**Exercise instructions**
Restate the whole of the material. Keep every word, and drop the pictures.

━━ Available data ━━

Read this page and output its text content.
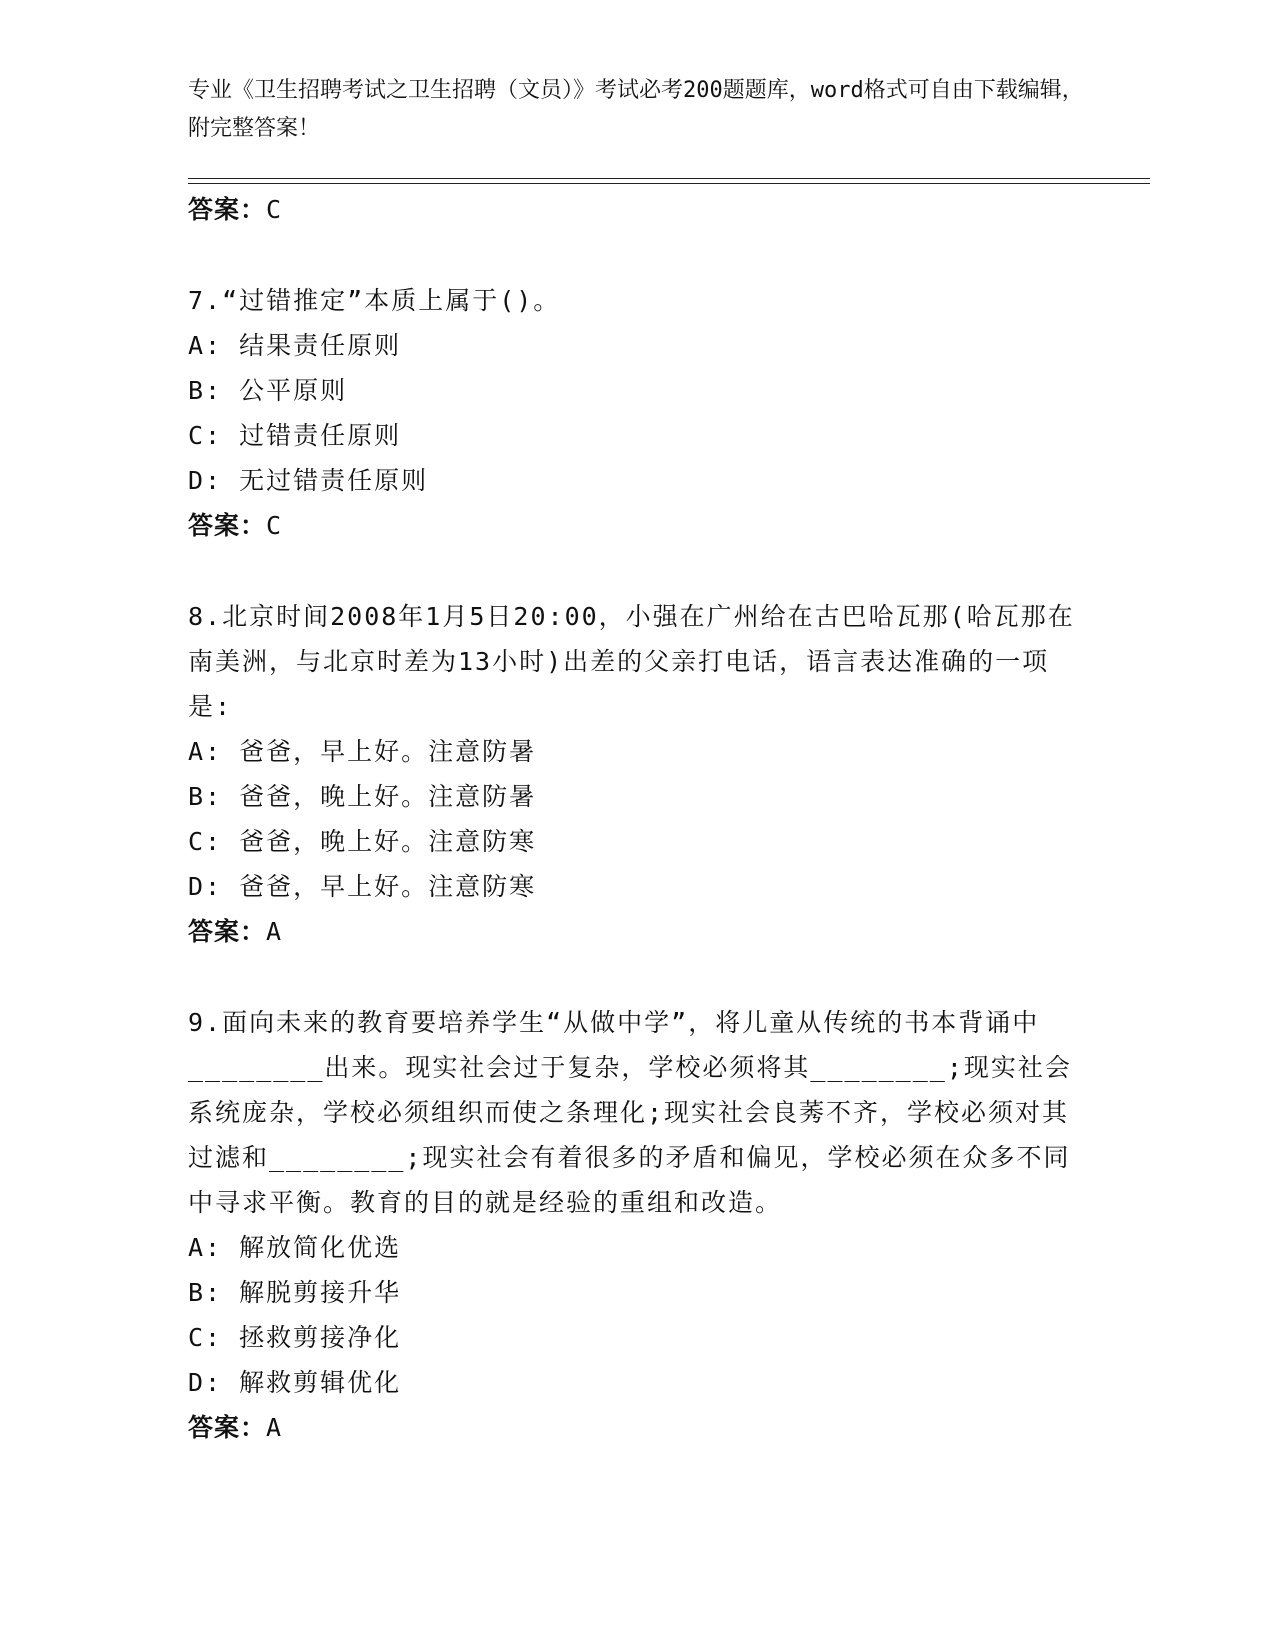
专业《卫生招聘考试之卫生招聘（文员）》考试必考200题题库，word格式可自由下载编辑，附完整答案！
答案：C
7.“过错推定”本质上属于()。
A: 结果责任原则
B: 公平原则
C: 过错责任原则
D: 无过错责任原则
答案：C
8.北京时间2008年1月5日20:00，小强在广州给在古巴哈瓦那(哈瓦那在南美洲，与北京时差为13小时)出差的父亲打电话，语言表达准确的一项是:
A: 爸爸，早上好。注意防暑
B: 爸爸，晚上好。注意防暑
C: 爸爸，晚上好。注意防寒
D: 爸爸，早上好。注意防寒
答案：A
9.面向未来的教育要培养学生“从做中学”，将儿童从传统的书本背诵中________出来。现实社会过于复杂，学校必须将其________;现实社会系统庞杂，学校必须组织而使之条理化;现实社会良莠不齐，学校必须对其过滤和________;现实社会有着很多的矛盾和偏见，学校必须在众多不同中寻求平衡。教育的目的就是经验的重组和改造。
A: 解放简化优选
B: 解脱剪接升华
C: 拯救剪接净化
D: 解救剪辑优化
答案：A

━━━

**Right answer**
Read this page and output its text content.
专业《卫生招聘考试之卫生招聘（文员）》考试必考200题题库，word格式可自由下载编辑，附完整答案！
答案：C
7.“过错推定”本质上属于()。
A: 结果责任原则
B: 公平原则
C: 过错责任原则
D: 无过错责任原则
答案：C
8.北京时间2008年1月5日20:00，小强在广州给在古巴哈瓦那(哈瓦那在南美洲，与北京时差为13小时)出差的父亲打电话，语言表达准确的一项是:
A: 爸爸，早上好。注意防暑
B: 爸爸，晚上好。注意防暑
C: 爸爸，晚上好。注意防寒
D: 爸爸，早上好。注意防寒
答案：A
9.面向未来的教育要培养学生“从做中学”，将儿童从传统的书本背诵中________出来。现实社会过于复杂，学校必须将其________;现实社会系统庞杂，学校必须组织而使之条理化;现实社会良莠不齐，学校必须对其过滤和________;现实社会有着很多的矛盾和偏见，学校必须在众多不同中寻求平衡。教育的目的就是经验的重组和改造。
A: 解放简化优选
B: 解脱剪接升华
C: 拯救剪接净化
D: 解救剪辑优化
答案：A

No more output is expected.